Estratto fornito:
Sull’isola di Lesbo, davanti alle coste turche, tra i grandi campi profughi allestiti e gestiti quando dal comune quando dall’esercito, ce n’è uno unico nel suo genere. Una piccola realtà la cui amministrazione viene dal cuore pulsante dell’isola: i suoi abitanti.
di Andrea Governale ed Enea Fiore
foto: Marco Rosi
Il campo profughi di Pikpa si trova vicino all’aeroporto ed è l’unico dell’isola ad essere amministrato autonomamente dagli abitanti.
Pikpa è il primo campo profughi di Lesbo e nasce quattro anni fa. All’epoca l’emergenza degli sbarchi sull’isola era di tutt’altra entità e le istituzioni greche prestavano molta meno attenzione alla sua gestione.
Gli abitanti di Lesbo, molti dei quali discendenti da famiglie rifugiatesi sull’isola durante la guerra greco-turca, avevano ben impresso nella memoria collettiva il significato di parole come “fuga” e “salvezza”, e decisero di auto organizzarsi per garantire una degna accoglienza e chi sbarcava sull’isola.
Pikpa nasce sulle spoglie di un vecchio villaggio vacanze abbandonato su iniziativa di un pugno di volontari locali che da subito hanno ricevuto il permesso dal comune per il riciclo dello spazio e l’avvio delle attività.
All’interno del campo tutto il personale è composto da volontari, a parte poche figure chiave come dottori, psicologi o assistenti sociali, che sono assunti regolarmente e fungono da coordinatori del campo.
Al giorno d’oggi Pikpa è il campo d’accoglienza più ambito da chi sbarca sull’isola, ciò è dovuto alla sua gestione inclusiva in ogni attività e alla qualità dei servizi messi a disposizione.

Elenco dei dati:
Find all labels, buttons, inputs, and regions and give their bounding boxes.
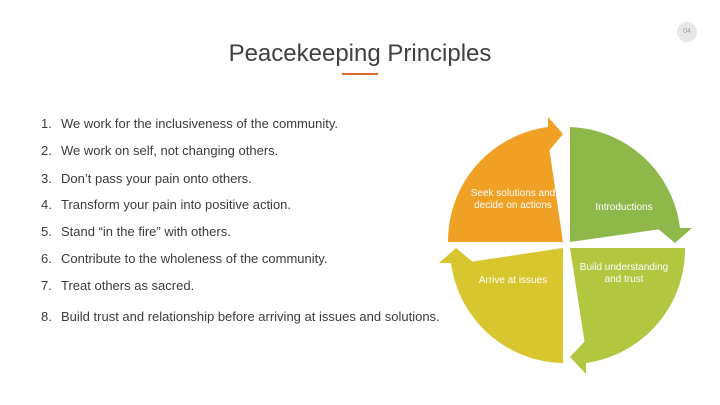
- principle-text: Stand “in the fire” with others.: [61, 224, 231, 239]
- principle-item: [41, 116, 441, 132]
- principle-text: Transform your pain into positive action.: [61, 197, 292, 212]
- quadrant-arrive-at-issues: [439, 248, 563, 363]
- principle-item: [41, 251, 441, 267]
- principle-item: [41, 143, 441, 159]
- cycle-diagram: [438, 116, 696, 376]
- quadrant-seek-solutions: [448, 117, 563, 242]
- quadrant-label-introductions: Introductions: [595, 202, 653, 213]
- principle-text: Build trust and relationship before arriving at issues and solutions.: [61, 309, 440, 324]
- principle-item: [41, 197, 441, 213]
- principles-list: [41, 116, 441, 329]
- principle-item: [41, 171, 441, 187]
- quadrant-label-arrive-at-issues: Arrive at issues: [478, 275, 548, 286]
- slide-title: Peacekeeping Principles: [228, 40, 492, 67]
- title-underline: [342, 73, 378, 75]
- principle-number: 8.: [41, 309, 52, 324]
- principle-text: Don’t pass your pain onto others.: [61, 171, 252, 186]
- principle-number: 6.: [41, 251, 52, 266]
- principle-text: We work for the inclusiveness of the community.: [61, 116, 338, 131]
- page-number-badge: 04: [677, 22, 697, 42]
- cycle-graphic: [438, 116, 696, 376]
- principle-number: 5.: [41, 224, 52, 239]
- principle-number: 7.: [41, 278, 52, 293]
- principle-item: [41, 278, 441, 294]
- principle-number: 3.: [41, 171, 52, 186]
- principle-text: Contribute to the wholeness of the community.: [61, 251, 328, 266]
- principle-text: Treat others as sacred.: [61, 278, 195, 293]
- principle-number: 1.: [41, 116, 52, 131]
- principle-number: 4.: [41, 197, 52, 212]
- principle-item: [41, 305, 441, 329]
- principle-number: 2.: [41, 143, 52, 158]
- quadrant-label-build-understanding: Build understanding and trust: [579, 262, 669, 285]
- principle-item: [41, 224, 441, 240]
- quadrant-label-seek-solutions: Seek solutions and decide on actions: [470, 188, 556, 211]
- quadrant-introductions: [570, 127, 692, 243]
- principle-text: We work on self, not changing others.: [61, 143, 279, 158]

Compiti:
**a.** Rispondi a queste domande basandoti sull'estratto su Pikpa.
(i) Vicino a quale luogo si trova il campo profughi di Pikpa?
(ii) Quanti anni fa è nato Pikpa?
(iii) Quali figure del campo sono assunte regolarmente?
**b.** Aggiorna l'estratto su Pikpa riscrivendo il passo da "Sull’isola di Lesbo, davanti" fino a "i suoi abitanti." compreso, con "residenti" al posto di "abitanti".
Le righe costituiscono un materiale a sé, distinto dall'estratto su Pikpa.

Soluzioni:
**a.**
(i) Il campo si trova vicino all'aeroporto.
(ii) Pikpa è nato quattro anni fa.
(iii) Sono assunti regolarmente dottori, psicologi e assistenti sociali.

**b.**
Sull’isola di Lesbo, davanti alle coste turche, tra i grandi campi profughi allestiti e gestiti quando dal comune quando dall’esercito, ce n’è uno unico nel suo genere. Una piccola realtà la cui amministrazione viene dal cuore pulsante dell’isola: i suoi residenti.